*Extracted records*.
__________________________________________________

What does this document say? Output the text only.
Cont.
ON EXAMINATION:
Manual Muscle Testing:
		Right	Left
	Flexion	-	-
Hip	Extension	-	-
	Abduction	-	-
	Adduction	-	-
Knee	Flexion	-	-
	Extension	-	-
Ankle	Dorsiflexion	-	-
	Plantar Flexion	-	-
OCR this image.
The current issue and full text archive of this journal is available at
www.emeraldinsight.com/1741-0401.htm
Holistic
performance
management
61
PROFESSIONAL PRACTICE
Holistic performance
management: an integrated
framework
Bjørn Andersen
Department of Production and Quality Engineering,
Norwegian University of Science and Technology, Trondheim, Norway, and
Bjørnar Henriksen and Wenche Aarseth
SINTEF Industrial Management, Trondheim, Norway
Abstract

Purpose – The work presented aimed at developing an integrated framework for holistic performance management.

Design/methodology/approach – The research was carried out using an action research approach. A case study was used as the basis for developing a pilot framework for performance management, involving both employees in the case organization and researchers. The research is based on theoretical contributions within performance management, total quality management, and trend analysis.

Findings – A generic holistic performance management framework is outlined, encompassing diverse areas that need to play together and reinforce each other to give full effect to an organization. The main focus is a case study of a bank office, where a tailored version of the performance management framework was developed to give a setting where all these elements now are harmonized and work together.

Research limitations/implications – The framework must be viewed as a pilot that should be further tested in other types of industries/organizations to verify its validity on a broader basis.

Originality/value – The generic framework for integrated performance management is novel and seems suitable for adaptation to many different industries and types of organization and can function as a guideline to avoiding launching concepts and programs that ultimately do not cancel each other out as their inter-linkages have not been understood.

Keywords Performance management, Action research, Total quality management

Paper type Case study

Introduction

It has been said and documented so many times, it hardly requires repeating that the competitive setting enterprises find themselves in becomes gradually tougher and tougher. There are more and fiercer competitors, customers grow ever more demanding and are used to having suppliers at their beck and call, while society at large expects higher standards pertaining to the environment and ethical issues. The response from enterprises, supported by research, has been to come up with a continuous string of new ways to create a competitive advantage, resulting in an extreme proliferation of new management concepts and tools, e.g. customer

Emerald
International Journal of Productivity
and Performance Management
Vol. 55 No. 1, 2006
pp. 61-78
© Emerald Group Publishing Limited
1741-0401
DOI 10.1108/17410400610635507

__________________________________________________

*AIM OF THE EXERCISE*. Write the material out exactly, with nothing left out.

*EXPECTED ANSWER*.
What does this document say? Output the text only.
Cont.
ON EXAMINATION:
Manual Muscle Testing:
		Right	Left
	Flexion	-	-
Hip	Extension	-	-
	Abduction	-	-
	Adduction	-	-
Knee	Flexion	-	-
	Extension	-	-
Ankle	Dorsiflexion	-	-
	Plantar Flexion	-	-
OCR this image.
The current issue and full text archive of this journal is available at
www.emeraldinsight.com/1741-0401.htm
Holistic
performance
management
61
PROFESSIONAL PRACTICE
Holistic performance
management: an integrated
framework
Bjørn Andersen
Department of Production and Quality Engineering,
Norwegian University of Science and Technology, Trondheim, Norway, and
Bjørnar Henriksen and Wenche Aarseth
SINTEF Industrial Management, Trondheim, Norway
Abstract

Purpose – The work presented aimed at developing an integrated framework for holistic performance management.

Design/methodology/approach – The research was carried out using an action research approach. A case study was used as the basis for developing a pilot framework for performance management, involving both employees in the case organization and researchers. The research is based on theoretical contributions within performance management, total quality management, and trend analysis.

Findings – A generic holistic performance management framework is outlined, encompassing diverse areas that need to play together and reinforce each other to give full effect to an organization. The main focus is a case study of a bank office, where a tailored version of the performance management framework was developed to give a setting where all these elements now are harmonized and work together.

Research limitations/implications – The framework must be viewed as a pilot that should be further tested in other types of industries/organizations to verify its validity on a broader basis.

Originality/value – The generic framework for integrated performance management is novel and seems suitable for adaptation to many different industries and types of organization and can function as a guideline to avoiding launching concepts and programs that ultimately do not cancel each other out as their inter-linkages have not been understood.

Keywords Performance management, Action research, Total quality management

Paper type Case study

Introduction

It has been said and documented so many times, it hardly requires repeating that the competitive setting enterprises find themselves in becomes gradually tougher and tougher. There are more and fiercer competitors, customers grow ever more demanding and are used to having suppliers at their beck and call, while society at large expects higher standards pertaining to the environment and ethical issues. The response from enterprises, supported by research, has been to come up with a continuous string of new ways to create a competitive advantage, resulting in an extreme proliferation of new management concepts and tools, e.g. customer

Emerald
International Journal of Productivity
and Performance Management
Vol. 55 No. 1, 2006
pp. 61-78
© Emerald Group Publishing Limited
1741-0401
DOI 10.1108/17410400610635507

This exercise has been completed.